Directive
Find each line with the word "Parámetros" and copy it.

Recorded information
________________________________________

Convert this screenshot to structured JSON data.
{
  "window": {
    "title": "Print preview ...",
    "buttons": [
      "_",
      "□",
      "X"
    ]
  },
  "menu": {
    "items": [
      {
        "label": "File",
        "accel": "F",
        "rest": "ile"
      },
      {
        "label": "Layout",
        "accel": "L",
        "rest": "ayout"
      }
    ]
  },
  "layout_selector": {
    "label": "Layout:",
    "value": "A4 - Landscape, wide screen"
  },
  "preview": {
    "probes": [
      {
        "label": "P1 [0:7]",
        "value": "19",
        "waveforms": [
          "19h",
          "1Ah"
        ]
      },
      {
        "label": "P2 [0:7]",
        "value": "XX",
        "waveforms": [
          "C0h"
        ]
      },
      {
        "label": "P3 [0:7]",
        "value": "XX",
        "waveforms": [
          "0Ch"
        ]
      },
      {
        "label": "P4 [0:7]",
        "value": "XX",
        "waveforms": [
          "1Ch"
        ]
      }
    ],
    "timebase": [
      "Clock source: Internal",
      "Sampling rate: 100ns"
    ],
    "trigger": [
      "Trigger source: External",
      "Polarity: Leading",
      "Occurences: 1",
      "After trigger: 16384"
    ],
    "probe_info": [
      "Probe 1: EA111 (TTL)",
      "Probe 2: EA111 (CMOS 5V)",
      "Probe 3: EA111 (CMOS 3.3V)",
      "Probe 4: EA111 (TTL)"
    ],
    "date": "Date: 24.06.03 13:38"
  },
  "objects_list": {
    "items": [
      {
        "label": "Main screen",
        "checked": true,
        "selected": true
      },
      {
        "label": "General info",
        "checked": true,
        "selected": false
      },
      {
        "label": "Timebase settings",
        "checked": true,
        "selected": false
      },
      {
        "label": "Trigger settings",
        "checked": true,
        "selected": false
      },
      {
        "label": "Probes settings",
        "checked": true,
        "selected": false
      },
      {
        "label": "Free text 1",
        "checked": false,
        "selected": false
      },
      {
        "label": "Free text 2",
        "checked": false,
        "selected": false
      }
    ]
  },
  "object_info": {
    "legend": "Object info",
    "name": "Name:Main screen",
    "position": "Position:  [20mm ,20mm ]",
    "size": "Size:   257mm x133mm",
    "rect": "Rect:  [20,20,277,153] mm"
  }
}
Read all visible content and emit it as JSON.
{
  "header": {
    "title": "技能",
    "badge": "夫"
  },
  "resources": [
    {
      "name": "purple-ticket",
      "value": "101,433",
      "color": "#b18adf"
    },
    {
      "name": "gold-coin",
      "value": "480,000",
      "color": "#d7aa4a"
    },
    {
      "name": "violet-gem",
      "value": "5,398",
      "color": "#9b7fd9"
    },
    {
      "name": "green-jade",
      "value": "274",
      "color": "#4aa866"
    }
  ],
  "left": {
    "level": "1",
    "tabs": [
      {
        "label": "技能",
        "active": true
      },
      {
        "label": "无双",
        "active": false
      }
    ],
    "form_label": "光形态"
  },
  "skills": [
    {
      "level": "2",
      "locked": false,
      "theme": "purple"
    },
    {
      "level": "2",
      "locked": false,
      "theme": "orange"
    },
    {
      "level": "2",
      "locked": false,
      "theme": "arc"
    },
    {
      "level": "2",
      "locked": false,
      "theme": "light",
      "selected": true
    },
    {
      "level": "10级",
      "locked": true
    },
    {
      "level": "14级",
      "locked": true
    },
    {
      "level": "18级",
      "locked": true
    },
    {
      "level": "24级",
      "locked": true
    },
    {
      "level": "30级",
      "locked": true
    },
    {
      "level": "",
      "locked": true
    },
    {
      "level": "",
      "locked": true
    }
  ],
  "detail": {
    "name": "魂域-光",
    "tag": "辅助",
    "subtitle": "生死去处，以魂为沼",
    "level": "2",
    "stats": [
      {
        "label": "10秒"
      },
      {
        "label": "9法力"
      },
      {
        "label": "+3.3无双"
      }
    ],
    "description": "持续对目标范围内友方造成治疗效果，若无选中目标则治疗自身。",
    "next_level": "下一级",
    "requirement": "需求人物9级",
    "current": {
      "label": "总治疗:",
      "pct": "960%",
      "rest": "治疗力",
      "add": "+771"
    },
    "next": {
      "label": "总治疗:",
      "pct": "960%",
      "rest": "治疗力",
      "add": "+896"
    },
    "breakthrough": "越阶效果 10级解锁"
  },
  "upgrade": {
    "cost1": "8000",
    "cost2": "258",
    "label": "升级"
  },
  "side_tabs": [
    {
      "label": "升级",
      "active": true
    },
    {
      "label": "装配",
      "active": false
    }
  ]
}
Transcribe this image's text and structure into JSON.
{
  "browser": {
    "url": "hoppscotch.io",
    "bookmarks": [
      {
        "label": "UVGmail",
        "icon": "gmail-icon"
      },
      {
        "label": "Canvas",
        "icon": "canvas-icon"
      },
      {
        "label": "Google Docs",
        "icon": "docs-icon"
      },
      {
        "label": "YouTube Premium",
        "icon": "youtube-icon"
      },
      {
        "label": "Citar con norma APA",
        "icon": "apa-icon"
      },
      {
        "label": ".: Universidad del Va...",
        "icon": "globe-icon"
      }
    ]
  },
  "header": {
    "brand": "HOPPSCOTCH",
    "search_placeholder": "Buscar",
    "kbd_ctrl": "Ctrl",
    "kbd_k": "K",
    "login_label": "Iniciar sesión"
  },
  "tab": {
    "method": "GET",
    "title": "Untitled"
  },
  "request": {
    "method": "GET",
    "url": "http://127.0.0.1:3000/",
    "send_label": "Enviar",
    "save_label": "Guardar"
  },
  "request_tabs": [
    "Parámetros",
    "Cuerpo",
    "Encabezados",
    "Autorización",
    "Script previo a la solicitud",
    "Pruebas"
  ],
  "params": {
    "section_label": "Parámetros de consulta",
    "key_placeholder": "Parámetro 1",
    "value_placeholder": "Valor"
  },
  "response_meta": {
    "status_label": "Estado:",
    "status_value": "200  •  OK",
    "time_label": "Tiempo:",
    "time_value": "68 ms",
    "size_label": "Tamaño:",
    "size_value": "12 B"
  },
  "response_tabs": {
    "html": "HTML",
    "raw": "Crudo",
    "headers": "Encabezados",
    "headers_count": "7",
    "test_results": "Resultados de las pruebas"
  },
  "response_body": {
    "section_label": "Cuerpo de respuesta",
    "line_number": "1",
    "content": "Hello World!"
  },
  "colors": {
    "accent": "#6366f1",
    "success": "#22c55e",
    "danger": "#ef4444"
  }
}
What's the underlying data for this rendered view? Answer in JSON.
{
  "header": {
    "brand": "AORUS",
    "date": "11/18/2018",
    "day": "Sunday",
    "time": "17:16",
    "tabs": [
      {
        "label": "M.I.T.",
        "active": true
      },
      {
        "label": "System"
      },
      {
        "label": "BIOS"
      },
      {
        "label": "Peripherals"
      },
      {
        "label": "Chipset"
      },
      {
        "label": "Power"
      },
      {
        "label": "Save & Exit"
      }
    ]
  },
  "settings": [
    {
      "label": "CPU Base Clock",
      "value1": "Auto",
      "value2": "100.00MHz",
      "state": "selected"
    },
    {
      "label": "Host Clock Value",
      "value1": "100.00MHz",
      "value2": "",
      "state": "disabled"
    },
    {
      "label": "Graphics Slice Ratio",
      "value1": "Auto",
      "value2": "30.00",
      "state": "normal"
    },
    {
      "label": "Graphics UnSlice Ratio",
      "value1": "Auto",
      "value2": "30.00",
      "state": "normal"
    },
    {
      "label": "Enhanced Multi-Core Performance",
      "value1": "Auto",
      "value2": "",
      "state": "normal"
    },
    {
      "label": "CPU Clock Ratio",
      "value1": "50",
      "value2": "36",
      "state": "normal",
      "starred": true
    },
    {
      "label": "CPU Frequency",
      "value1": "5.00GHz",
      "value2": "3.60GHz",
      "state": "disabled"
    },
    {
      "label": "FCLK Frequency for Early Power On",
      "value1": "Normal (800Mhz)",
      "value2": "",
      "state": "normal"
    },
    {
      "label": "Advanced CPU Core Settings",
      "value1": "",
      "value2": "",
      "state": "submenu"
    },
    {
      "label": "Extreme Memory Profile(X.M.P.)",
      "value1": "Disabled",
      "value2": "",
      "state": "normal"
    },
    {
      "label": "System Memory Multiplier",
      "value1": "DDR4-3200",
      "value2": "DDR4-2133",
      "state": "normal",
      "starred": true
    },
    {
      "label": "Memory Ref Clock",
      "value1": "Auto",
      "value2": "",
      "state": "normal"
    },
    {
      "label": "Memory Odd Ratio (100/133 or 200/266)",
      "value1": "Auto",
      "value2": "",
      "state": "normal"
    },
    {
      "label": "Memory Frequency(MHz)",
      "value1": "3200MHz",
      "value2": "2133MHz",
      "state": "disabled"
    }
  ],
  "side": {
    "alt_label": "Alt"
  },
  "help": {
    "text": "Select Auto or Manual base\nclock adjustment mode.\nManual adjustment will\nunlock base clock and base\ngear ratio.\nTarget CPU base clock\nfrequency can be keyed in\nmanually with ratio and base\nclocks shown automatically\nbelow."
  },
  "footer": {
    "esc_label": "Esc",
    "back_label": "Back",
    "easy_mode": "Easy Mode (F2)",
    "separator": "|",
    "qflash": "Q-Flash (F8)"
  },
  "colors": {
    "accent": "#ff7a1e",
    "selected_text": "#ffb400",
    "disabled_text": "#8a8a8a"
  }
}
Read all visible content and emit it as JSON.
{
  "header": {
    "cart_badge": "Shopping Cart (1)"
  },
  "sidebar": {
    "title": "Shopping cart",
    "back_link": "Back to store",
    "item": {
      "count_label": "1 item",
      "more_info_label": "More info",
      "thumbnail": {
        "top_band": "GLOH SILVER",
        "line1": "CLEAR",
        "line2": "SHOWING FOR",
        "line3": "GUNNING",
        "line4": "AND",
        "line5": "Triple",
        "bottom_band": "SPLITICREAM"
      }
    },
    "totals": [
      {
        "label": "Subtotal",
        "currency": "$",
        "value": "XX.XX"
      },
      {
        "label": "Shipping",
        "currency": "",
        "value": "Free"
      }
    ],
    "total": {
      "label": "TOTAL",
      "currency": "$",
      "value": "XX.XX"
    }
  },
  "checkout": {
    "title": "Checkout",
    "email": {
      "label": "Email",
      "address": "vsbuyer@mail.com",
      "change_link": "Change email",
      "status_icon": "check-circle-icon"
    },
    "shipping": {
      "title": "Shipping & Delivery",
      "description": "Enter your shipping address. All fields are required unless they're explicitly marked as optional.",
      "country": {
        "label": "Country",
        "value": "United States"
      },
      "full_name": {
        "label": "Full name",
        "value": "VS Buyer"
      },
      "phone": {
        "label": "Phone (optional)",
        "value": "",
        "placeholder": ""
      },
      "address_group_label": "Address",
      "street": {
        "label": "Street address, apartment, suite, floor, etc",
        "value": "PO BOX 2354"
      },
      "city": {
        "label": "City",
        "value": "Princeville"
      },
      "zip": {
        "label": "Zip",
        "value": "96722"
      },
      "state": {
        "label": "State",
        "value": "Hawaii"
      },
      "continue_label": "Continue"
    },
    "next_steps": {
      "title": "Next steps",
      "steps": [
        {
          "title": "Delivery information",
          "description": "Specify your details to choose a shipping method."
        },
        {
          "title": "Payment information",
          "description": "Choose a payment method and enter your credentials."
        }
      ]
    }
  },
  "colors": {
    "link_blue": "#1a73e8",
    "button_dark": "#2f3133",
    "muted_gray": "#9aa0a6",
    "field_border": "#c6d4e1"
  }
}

________________________________________

The output
    "Parámetros",
    "section_label": "Parámetros de consulta",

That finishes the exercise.